All entries must be extracted exactly, with nothing added or dropped.
>> begin Extracted material
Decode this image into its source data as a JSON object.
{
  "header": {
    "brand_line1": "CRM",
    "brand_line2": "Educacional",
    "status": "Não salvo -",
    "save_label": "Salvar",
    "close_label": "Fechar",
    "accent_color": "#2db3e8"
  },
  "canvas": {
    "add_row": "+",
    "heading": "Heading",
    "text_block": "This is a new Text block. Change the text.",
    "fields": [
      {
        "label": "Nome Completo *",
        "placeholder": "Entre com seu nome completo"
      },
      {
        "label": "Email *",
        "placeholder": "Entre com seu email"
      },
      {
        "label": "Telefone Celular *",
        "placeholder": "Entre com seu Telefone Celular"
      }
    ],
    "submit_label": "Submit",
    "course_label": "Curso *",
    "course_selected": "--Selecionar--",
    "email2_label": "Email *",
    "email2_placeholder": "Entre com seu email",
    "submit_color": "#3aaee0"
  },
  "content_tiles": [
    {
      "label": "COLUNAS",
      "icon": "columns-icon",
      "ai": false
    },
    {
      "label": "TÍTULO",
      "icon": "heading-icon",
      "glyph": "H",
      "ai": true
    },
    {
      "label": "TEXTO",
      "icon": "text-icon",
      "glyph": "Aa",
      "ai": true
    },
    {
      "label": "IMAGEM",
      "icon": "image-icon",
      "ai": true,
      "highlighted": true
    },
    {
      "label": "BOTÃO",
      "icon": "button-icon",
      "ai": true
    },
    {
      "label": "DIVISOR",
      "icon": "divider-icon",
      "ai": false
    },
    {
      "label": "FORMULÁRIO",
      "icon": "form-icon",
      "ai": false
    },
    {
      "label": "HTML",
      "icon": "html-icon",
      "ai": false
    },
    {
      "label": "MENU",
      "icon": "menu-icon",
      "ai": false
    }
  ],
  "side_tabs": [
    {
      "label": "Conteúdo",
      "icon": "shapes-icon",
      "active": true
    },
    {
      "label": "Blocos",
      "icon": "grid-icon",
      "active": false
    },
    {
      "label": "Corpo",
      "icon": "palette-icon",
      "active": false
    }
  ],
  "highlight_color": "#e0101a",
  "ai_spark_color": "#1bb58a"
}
>> end Extracted material
__Exercise response__:
Decode this image into its source data as a JSON object.
{
  "header": {
    "brand_line1": "CRM",
    "brand_line2": "Educacional",
    "status": "Não salvo -",
    "save_label": "Salvar",
    "close_label": "Fechar",
    "accent_color": "#2db3e8"
  },
  "canvas": {
    "add_row": "+",
    "heading": "Heading",
    "text_block": "This is a new Text block. Change the text.",
    "fields": [
      {
        "label": "Nome Completo *",
        "placeholder": "Entre com seu nome completo"
      },
      {
        "label": "Email *",
        "placeholder": "Entre com seu email"
      },
      {
        "label": "Telefone Celular *",
        "placeholder": "Entre com seu Telefone Celular"
      }
    ],
    "submit_label": "Submit",
    "course_label": "Curso *",
    "course_selected": "--Selecionar--",
    "email2_label": "Email *",
    "email2_placeholder": "Entre com seu email",
    "submit_color": "#3aaee0"
  },
  "content_tiles": [
    {
      "label": "COLUNAS",
      "icon": "columns-icon",
      "ai": false
    },
    {
      "label": "TÍTULO",
      "icon": "heading-icon",
      "glyph": "H",
      "ai": true
    },
    {
      "label": "TEXTO",
      "icon": "text-icon",
      "glyph": "Aa",
      "ai": true
    },
    {
      "label": "IMAGEM",
      "icon": "image-icon",
      "ai": true,
      "highlighted": true
    },
    {
      "label": "BOTÃO",
      "icon": "button-icon",
      "ai": true
    },
    {
      "label": "DIVISOR",
      "icon": "divider-icon",
      "ai": false
    },
    {
      "label": "FORMULÁRIO",
      "icon": "form-icon",
      "ai": false
    },
    {
      "label": "HTML",
      "icon": "html-icon",
      "ai": false
    },
    {
      "label": "MENU",
      "icon": "menu-icon",
      "ai": false
    }
  ],
  "side_tabs": [
    {
      "label": "Conteúdo",
      "icon": "shapes-icon",
      "active": true
    },
    {
      "label": "Blocos",
      "icon": "grid-icon",
      "active": false
    },
    {
      "label": "Corpo",
      "icon": "palette-icon",
      "active": false
    }
  ],
  "highlight_color": "#e0101a",
  "ai_spark_color": "#1bb58a"
}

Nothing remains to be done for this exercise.